• Task details
What follows is a block of records; restate each one word for word.

• Source records
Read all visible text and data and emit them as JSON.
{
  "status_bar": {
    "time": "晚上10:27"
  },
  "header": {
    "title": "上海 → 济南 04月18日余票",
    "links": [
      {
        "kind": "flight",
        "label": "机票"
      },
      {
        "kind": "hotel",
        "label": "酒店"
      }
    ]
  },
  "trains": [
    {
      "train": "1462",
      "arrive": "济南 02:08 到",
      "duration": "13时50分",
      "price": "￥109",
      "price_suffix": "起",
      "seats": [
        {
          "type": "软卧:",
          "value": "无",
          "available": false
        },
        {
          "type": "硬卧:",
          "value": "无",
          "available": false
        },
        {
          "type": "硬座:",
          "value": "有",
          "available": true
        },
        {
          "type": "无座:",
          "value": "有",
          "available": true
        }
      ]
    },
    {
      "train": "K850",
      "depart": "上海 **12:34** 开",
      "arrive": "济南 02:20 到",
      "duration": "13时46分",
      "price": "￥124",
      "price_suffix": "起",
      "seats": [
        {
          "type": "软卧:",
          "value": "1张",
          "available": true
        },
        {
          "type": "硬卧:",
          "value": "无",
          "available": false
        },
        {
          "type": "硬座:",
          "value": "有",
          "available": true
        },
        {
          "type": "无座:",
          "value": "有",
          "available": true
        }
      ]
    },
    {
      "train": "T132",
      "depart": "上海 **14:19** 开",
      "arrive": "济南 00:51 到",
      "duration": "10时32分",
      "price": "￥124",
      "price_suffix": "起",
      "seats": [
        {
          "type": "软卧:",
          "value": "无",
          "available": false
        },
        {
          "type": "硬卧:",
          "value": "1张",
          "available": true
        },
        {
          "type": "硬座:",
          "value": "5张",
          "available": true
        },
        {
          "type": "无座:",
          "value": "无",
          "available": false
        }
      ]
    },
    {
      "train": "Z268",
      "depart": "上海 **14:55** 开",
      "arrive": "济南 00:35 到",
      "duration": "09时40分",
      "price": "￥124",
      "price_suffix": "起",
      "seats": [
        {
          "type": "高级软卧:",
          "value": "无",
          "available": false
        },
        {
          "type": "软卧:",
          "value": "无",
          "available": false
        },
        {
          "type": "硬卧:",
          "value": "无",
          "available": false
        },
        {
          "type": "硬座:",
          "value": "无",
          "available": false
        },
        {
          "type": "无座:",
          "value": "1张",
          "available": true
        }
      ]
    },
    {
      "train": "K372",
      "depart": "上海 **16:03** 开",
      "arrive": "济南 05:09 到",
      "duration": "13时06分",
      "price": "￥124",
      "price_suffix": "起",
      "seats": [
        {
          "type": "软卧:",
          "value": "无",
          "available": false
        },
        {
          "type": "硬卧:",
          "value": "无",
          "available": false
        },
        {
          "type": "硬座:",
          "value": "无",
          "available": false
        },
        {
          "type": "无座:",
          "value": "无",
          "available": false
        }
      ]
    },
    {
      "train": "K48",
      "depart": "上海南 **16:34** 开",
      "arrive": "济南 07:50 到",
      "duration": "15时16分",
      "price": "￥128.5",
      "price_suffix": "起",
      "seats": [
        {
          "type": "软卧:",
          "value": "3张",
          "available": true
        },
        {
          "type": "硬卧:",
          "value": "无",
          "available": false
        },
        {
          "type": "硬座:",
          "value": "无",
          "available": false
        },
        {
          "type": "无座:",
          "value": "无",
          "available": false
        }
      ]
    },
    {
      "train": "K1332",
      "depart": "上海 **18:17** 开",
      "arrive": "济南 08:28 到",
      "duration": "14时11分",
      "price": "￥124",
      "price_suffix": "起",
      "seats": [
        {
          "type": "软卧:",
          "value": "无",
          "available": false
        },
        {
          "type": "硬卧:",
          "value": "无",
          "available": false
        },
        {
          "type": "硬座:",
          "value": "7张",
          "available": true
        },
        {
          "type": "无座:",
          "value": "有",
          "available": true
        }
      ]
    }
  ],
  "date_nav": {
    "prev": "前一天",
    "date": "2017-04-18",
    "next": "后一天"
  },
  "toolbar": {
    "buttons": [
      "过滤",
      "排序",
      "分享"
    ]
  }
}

• Answer to the task
Read all visible text and data and emit them as JSON.
{
  "status_bar": {
    "time": "晚上10:27"
  },
  "header": {
    "title": "上海 → 济南 04月18日余票",
    "links": [
      {
        "kind": "flight",
        "label": "机票"
      },
      {
        "kind": "hotel",
        "label": "酒店"
      }
    ]
  },
  "trains": [
    {
      "train": "1462",
      "arrive": "济南 02:08 到",
      "duration": "13时50分",
      "price": "￥109",
      "price_suffix": "起",
      "seats": [
        {
          "type": "软卧:",
          "value": "无",
          "available": false
        },
        {
          "type": "硬卧:",
          "value": "无",
          "available": false
        },
        {
          "type": "硬座:",
          "value": "有",
          "available": true
        },
        {
          "type": "无座:",
          "value": "有",
          "available": true
        }
      ]
    },
    {
      "train": "K850",
      "depart": "上海 **12:34** 开",
      "arrive": "济南 02:20 到",
      "duration": "13时46分",
      "price": "￥124",
      "price_suffix": "起",
      "seats": [
        {
          "type": "软卧:",
          "value": "1张",
          "available": true
        },
        {
          "type": "硬卧:",
          "value": "无",
          "available": false
        },
        {
          "type": "硬座:",
          "value": "有",
          "available": true
        },
        {
          "type": "无座:",
          "value": "有",
          "available": true
        }
      ]
    },
    {
      "train": "T132",
      "depart": "上海 **14:19** 开",
      "arrive": "济南 00:51 到",
      "duration": "10时32分",
      "price": "￥124",
      "price_suffix": "起",
      "seats": [
        {
          "type": "软卧:",
          "value": "无",
          "available": false
        },
        {
          "type": "硬卧:",
          "value": "1张",
          "available": true
        },
        {
          "type": "硬座:",
          "value": "5张",
          "available": true
        },
        {
          "type": "无座:",
          "value": "无",
          "available": false
        }
      ]
    },
    {
      "train": "Z268",
      "depart": "上海 **14:55** 开",
      "arrive": "济南 00:35 到",
      "duration": "09时40分",
      "price": "￥124",
      "price_suffix": "起",
      "seats": [
        {
          "type": "高级软卧:",
          "value": "无",
          "available": false
        },
        {
          "type": "软卧:",
          "value": "无",
          "available": false
        },
        {
          "type": "硬卧:",
          "value": "无",
          "available": false
        },
        {
          "type": "硬座:",
          "value": "无",
          "available": false
        },
        {
          "type": "无座:",
          "value": "1张",
          "available": true
        }
      ]
    },
    {
      "train": "K372",
      "depart": "上海 **16:03** 开",
      "arrive": "济南 05:09 到",
      "duration": "13时06分",
      "price": "￥124",
      "price_suffix": "起",
      "seats": [
        {
          "type": "软卧:",
          "value": "无",
          "available": false
        },
        {
          "type": "硬卧:",
          "value": "无",
          "available": false
        },
        {
          "type": "硬座:",
          "value": "无",
          "available": false
        },
        {
          "type": "无座:",
          "value": "无",
          "available": false
        }
      ]
    },
    {
      "train": "K48",
      "depart": "上海南 **16:34** 开",
      "arrive": "济南 07:50 到",
      "duration": "15时16分",
      "price": "￥128.5",
      "price_suffix": "起",
      "seats": [
        {
          "type": "软卧:",
          "value": "3张",
          "available": true
        },
        {
          "type": "硬卧:",
          "value": "无",
          "available": false
        },
        {
          "type": "硬座:",
          "value": "无",
          "available": false
        },
        {
          "type": "无座:",
          "value": "无",
          "available": false
        }
      ]
    },
    {
      "train": "K1332",
      "depart": "上海 **18:17** 开",
      "arrive": "济南 08:28 到",
      "duration": "14时11分",
      "price": "￥124",
      "price_suffix": "起",
      "seats": [
        {
          "type": "软卧:",
          "value": "无",
          "available": false
        },
        {
          "type": "硬卧:",
          "value": "无",
          "available": false
        },
        {
          "type": "硬座:",
          "value": "7张",
          "available": true
        },
        {
          "type": "无座:",
          "value": "有",
          "available": true
        }
      ]
    }
  ],
  "date_nav": {
    "prev": "前一天",
    "date": "2017-04-18",
    "next": "后一天"
  },
  "toolbar": {
    "buttons": [
      "过滤",
      "排序",
      "分享"
    ]
  }
}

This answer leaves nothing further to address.